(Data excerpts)
╔══

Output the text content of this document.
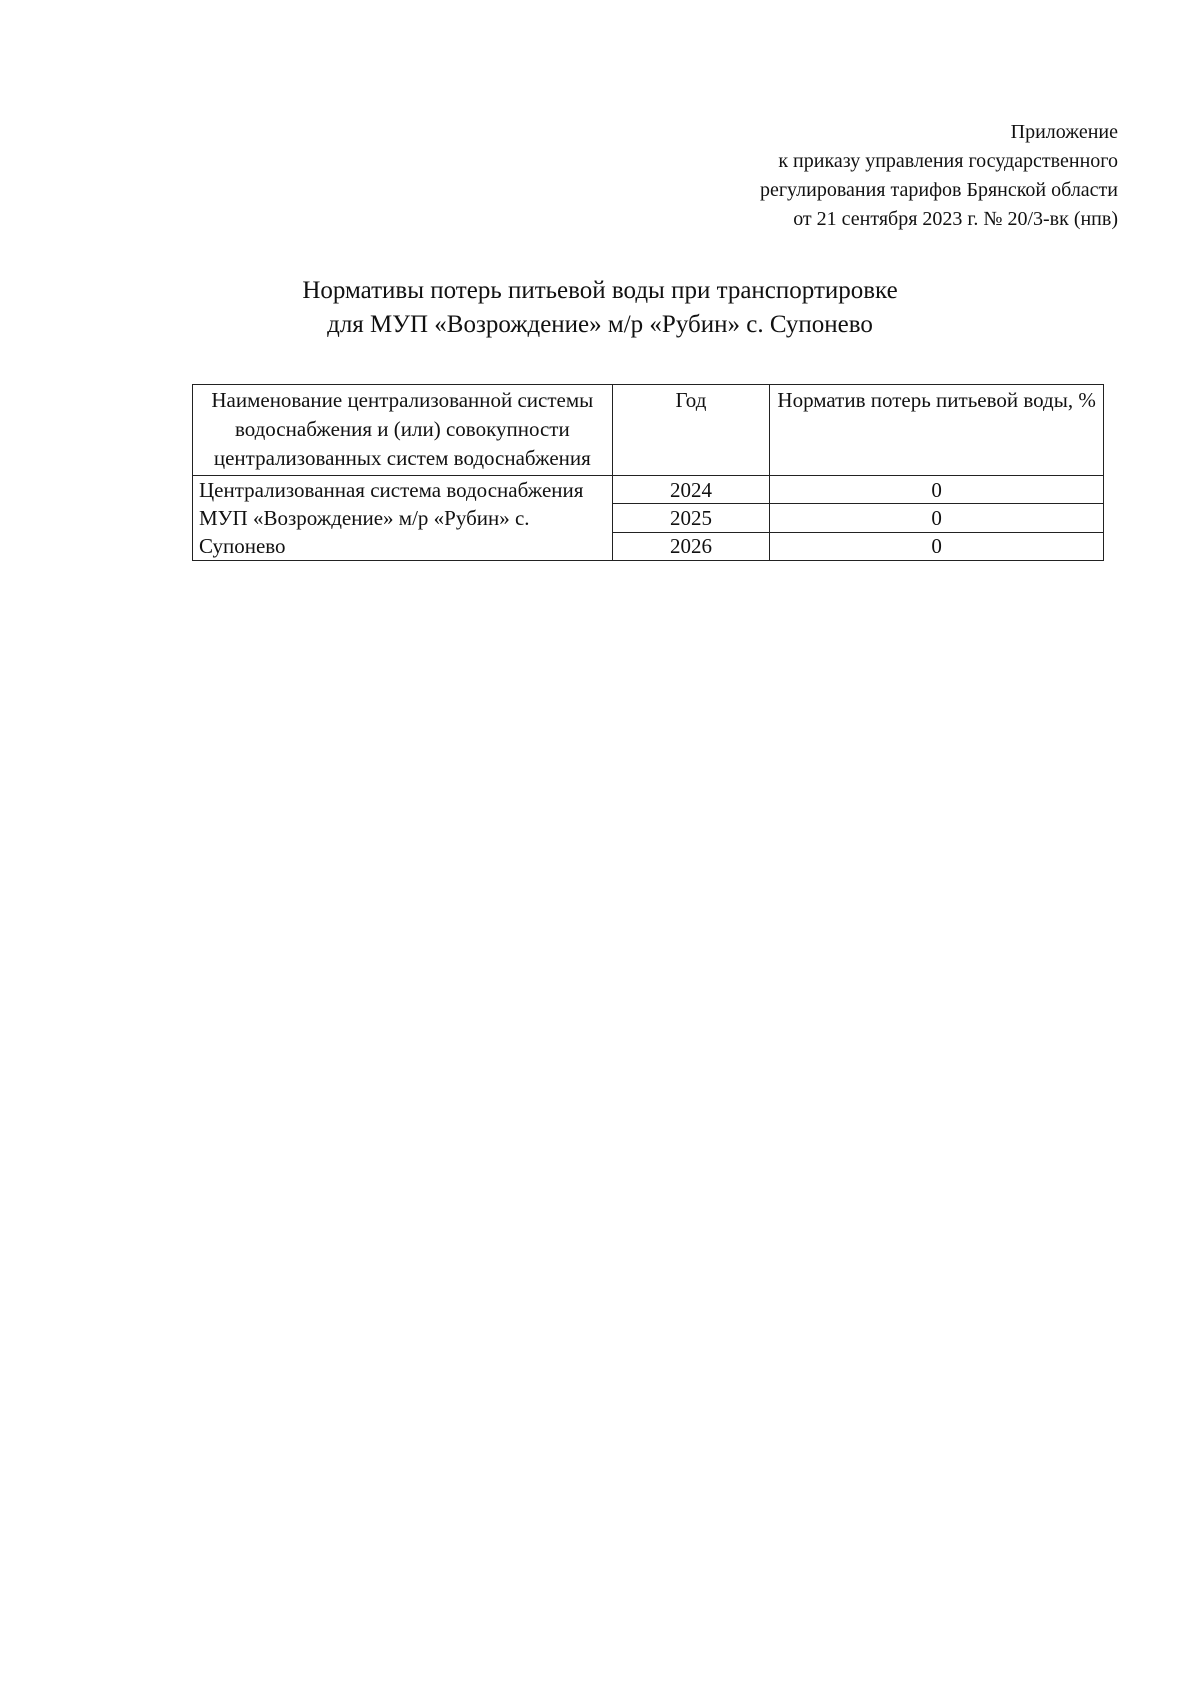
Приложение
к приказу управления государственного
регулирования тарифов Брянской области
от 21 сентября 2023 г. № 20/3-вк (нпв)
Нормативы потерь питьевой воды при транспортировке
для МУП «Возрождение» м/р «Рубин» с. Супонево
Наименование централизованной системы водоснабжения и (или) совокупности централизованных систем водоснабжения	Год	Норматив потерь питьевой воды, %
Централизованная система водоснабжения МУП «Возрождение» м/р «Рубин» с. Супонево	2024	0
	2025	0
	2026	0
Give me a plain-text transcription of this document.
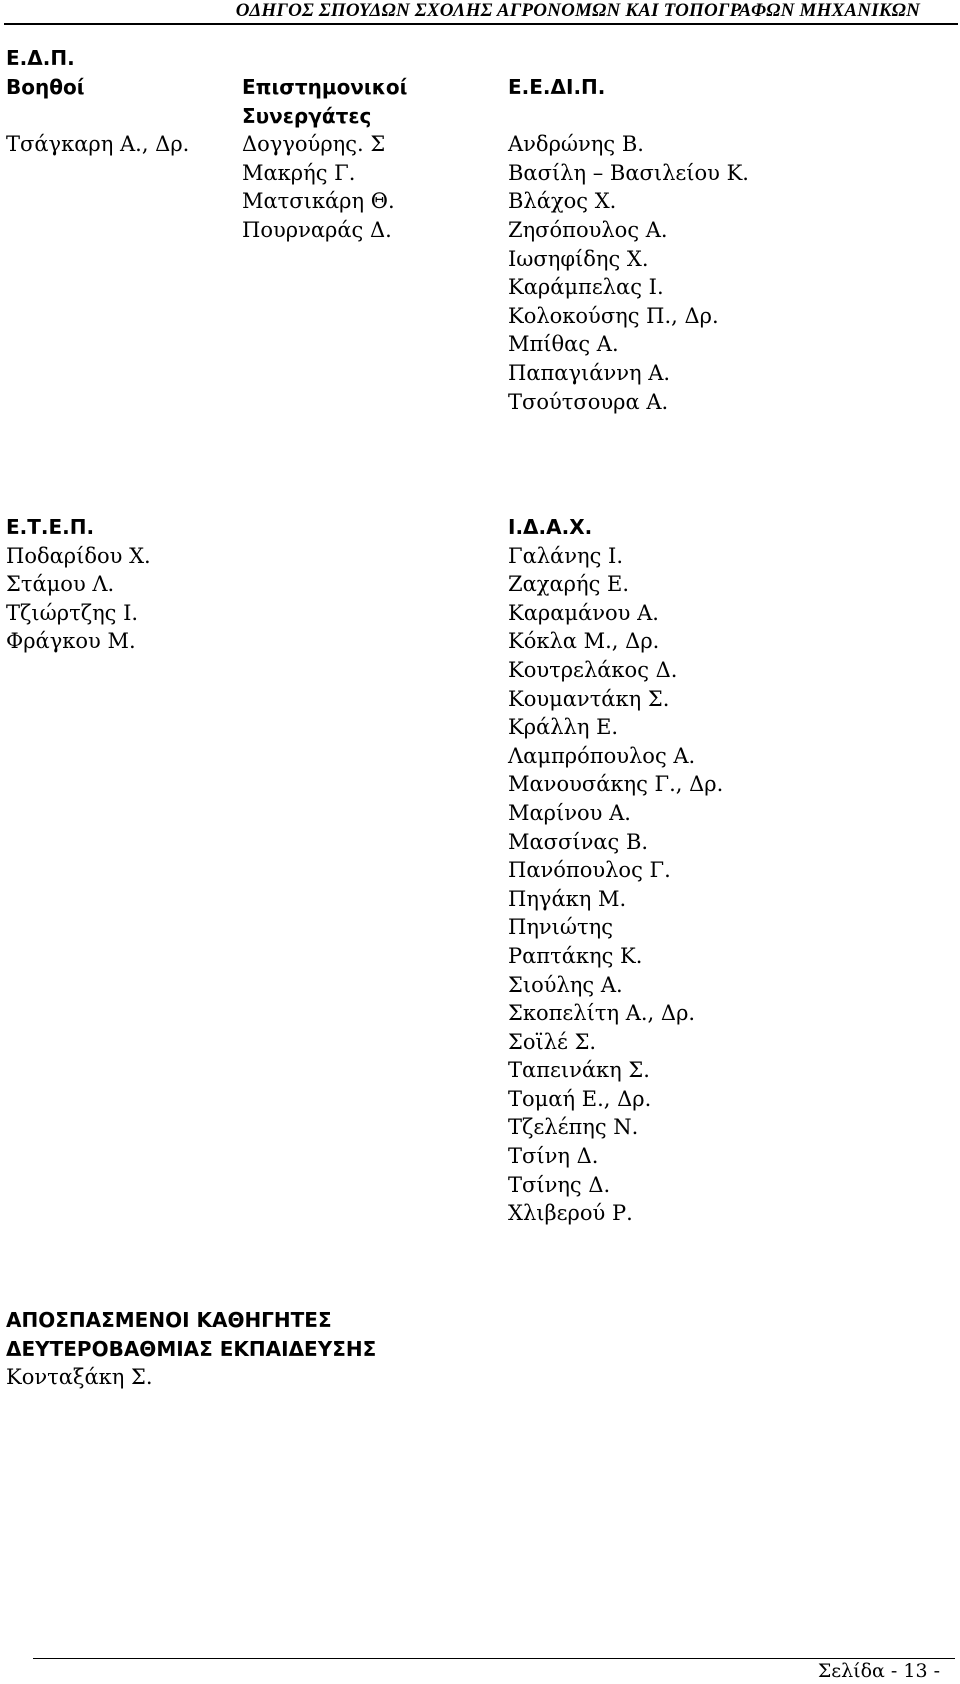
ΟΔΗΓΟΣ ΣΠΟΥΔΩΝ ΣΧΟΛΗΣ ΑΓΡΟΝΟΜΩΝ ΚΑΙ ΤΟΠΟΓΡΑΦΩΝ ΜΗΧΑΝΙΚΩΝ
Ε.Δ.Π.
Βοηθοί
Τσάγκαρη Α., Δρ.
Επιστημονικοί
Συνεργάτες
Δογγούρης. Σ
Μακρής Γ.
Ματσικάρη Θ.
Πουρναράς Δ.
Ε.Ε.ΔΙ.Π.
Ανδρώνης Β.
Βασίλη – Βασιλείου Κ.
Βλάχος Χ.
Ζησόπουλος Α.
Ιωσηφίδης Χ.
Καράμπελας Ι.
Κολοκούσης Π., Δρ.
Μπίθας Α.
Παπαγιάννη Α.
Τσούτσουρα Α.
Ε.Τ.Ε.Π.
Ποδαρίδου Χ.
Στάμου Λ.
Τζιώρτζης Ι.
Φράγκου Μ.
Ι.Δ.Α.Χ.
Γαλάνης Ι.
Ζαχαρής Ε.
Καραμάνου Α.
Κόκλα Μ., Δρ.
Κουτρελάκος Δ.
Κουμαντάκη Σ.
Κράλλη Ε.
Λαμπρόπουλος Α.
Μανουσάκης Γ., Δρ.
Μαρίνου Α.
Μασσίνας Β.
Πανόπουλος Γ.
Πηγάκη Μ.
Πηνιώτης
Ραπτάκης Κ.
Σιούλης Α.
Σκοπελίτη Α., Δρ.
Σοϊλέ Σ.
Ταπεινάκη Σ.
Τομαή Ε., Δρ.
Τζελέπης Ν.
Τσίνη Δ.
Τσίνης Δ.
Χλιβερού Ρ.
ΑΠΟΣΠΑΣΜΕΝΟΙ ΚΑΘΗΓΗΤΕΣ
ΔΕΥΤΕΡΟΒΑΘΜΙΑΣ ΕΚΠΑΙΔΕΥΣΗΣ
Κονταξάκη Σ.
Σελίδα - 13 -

╚══

* Task brief
Repeat all the records above exactly, leaving out any pictures.

* Worked solution
Output the text content of this document.
Приложение
к приказу управления государственного
регулирования тарифов Брянской области
от 21 сентября 2023 г. № 20/3-вк (нпв)
Нормативы потерь питьевой воды при транспортировке
для МУП «Возрождение» м/р «Рубин» с. Супонево
Наименование централизованной системы водоснабжения и (или) совокупности централизованных систем водоснабжения	Год	Норматив потерь питьевой воды, %
Централизованная система водоснабжения МУП «Возрождение» м/р «Рубин» с. Супонево	2024	0
	2025	0
	2026	0
Give me a plain-text transcription of this document.
ΟΔΗΓΟΣ ΣΠΟΥΔΩΝ ΣΧΟΛΗΣ ΑΓΡΟΝΟΜΩΝ ΚΑΙ ΤΟΠΟΓΡΑΦΩΝ ΜΗΧΑΝΙΚΩΝ
Ε.Δ.Π.
Βοηθοί
Τσάγκαρη Α., Δρ.
Επιστημονικοί
Συνεργάτες
Δογγούρης. Σ
Μακρής Γ.
Ματσικάρη Θ.
Πουρναράς Δ.
Ε.Ε.ΔΙ.Π.
Ανδρώνης Β.
Βασίλη – Βασιλείου Κ.
Βλάχος Χ.
Ζησόπουλος Α.
Ιωσηφίδης Χ.
Καράμπελας Ι.
Κολοκούσης Π., Δρ.
Μπίθας Α.
Παπαγιάννη Α.
Τσούτσουρα Α.
Ε.Τ.Ε.Π.
Ποδαρίδου Χ.
Στάμου Λ.
Τζιώρτζης Ι.
Φράγκου Μ.
Ι.Δ.Α.Χ.
Γαλάνης Ι.
Ζαχαρής Ε.
Καραμάνου Α.
Κόκλα Μ., Δρ.
Κουτρελάκος Δ.
Κουμαντάκη Σ.
Κράλλη Ε.
Λαμπρόπουλος Α.
Μανουσάκης Γ., Δρ.
Μαρίνου Α.
Μασσίνας Β.
Πανόπουλος Γ.
Πηγάκη Μ.
Πηνιώτης
Ραπτάκης Κ.
Σιούλης Α.
Σκοπελίτη Α., Δρ.
Σοϊλέ Σ.
Ταπεινάκη Σ.
Τομαή Ε., Δρ.
Τζελέπης Ν.
Τσίνη Δ.
Τσίνης Δ.
Χλιβερού Ρ.
ΑΠΟΣΠΑΣΜΕΝΟΙ ΚΑΘΗΓΗΤΕΣ
ΔΕΥΤΕΡΟΒΑΘΜΙΑΣ ΕΚΠΑΙΔΕΥΣΗΣ
Κονταξάκη Σ.
Σελίδα - 13 -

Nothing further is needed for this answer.